Selected text >>
****************************************

August 4th, 2010 at 12:06 AM ^

So in other words, about 5 times a decade UM-OSU will play back to back weeks? That could be frustrating if, for instance, Michigan beats OSU by 10 to end the regular season and then loses by 3 in the Championship game and we have to watch the Buckeyes in the Rose Bowl again. Would also be frustrating from an OSU fan's point of view if the events happened in reverse.

psychomatt

August 4th, 2010 at 1:27 AM ^

I know everyone is stuck on this rematch issue, but it is much smaller than people think. First of all, assuming PSU and NE are back to their elite level status (they were pretty mediocre for awhile) and with the improvement of WI in particular, you probably have four relatively evenly matched teams (UM, OSU, PSU, NE) and two a step behind them (WI and IA). That means that OSU and UM are just not going to dominate the conference they way they have historically. Additonally, the only way they would meet in the championship game is if both won their divisions in the same year.

If you assume a 50% probability for UM and OSU winning their divisions and a 40% probability for PSU and NE and a 10% probability for WI and IA (which is too high because it assumes no other teams ever win either division), UM and OSU would only meet again in the championship game 25% of the time (1/2 x 1/2 = 1/4). And that would only be when both were at the top of their games because otherwise they probably would not win their divisions. So you are looking at a scenario like 2006 every four years (or actually less than every four years because my probabilities are high). If that is the worst case scenario, two UM-OSU games where both teams are playing very well and probably have 10-12 wins each going into the championship game, that is not a bad worst case scenario.

MGoDC

August 4th, 2010 at 2:04 AM ^

I was using a 2/3 chance for UM and OSU to win the division each year just for the sake of being cocky I supposed. With those odds I reached 43.5% which I rounded up to 5 out of 10 for the sake of using a decade.

It really depends on the performance of UM and OSU compared to traditional standards. Even including good PSU/Nebraska teams, if UM is as good as the UM of the 90s and OSU is as good as the OSU of this decade, then I consider both of those programs on a higher level than PSU or NE(except '97).

If for whatever reason they mix up the divisions and have UM/PSU in the same one (I know this makes no sense geographically) then who knows what odds a solid UM squad would have if we conjure up some of that 9-in-a-row magic.

I will end this post by saying its late and I've drunk the Kool-aid tonight.

****************************************

Information provided >>
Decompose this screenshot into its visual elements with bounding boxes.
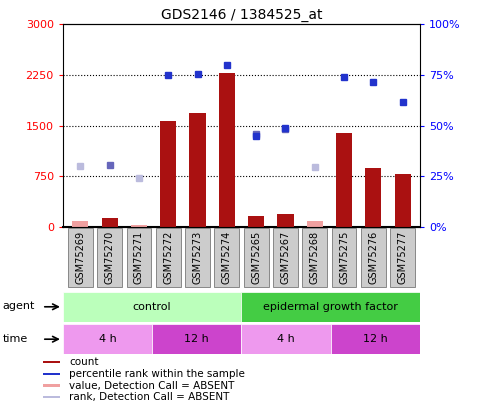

****************************************

To-do list >>
[A] In the forum thread, shorten the paragraph that begins "If you assume a 50% probability" and keep its main facts.
[B] In the forum thread, what percentage does a poster reach using a 2/3 chance for UM and OSU to win the division each year?
[C] Extract the part of the forum thread between "I was using" and "the Kool-aid tonight.", inclusive, without changing any words.

Exercise solutions >>
[A] Suppose UM and OSU each have a 50% chance of winning their divisions, PSU and NE 40%, and WI and IA 10%. Those odds are too high, since they assume no other team ever wins a division. Even so, UM and OSU would meet in the championship game only 25% of the time (1/2 x 1/2 = 1/4). That would happen only when both were playing at their best. So a scenario like 2006 would come about once every four years or less. The worst case would be two UM-OSU games between strong teams, each probably with 10-12 wins. That is not a bad worst case.

[B] 43.5%, which the poster rounded up to 5 out of 10.

[C]
I was using a 2/3 chance for UM and OSU to win the division each year just for the sake of being cocky I supposed. With those odds I reached 43.5% which I rounded up to 5 out of 10 for the sake of using a decade.

It really depends on the performance of UM and OSU compared to traditional standards. Even including good PSU/Nebraska teams, if UM is as good as the UM of the 90s and OSU is as good as the OSU of this decade, then I consider both of those programs on a higher level than PSU or NE(except '97).

If for whatever reason they mix up the divisions and have UM/PSU in the same one (I know this makes no sense geographically) then who knows what odds a solid UM squad would have if we conjure up some of that 9-in-a-row magic.

I will end this post by saying its late and I've drunk the Kool-aid tonight.